▶

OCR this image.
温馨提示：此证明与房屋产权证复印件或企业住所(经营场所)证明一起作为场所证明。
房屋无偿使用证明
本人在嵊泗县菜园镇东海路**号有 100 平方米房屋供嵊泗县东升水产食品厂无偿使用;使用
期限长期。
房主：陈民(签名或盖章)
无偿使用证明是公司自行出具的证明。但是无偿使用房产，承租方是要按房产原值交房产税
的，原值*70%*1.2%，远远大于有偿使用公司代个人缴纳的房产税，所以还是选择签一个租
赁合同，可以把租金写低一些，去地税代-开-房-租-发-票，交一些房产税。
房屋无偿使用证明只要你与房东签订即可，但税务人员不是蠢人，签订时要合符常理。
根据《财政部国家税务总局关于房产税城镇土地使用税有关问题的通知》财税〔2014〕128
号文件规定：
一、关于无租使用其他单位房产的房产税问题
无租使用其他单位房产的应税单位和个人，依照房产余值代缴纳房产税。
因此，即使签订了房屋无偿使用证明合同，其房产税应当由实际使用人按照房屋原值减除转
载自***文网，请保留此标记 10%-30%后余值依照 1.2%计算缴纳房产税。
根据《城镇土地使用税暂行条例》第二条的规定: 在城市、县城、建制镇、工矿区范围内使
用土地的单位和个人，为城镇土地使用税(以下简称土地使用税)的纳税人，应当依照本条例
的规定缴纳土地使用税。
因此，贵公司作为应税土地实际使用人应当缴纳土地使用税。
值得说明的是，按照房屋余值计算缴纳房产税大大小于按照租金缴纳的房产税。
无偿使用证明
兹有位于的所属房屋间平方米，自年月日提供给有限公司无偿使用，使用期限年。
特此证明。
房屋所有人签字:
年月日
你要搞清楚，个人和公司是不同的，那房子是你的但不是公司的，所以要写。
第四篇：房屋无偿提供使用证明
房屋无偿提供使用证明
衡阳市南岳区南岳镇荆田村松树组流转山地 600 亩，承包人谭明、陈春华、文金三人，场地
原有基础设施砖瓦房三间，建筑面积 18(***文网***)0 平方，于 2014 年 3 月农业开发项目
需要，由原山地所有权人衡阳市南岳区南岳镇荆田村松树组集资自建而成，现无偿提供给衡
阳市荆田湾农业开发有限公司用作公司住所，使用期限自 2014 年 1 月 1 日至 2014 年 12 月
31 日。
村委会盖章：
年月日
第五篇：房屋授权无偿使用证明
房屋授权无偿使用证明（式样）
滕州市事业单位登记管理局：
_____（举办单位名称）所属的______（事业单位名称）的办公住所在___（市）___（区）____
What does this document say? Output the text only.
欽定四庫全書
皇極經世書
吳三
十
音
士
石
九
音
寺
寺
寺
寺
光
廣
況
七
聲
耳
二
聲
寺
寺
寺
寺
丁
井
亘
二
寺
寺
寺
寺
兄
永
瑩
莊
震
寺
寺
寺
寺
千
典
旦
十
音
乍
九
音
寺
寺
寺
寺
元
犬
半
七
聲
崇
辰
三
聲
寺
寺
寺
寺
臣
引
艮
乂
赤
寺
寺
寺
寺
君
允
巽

◀

▶ _REQUIRED WORK_:
Tally the lines of the listing above that include the word "this". Answer with the number alone.

▶ _EXERCISE SOLUTION_:
2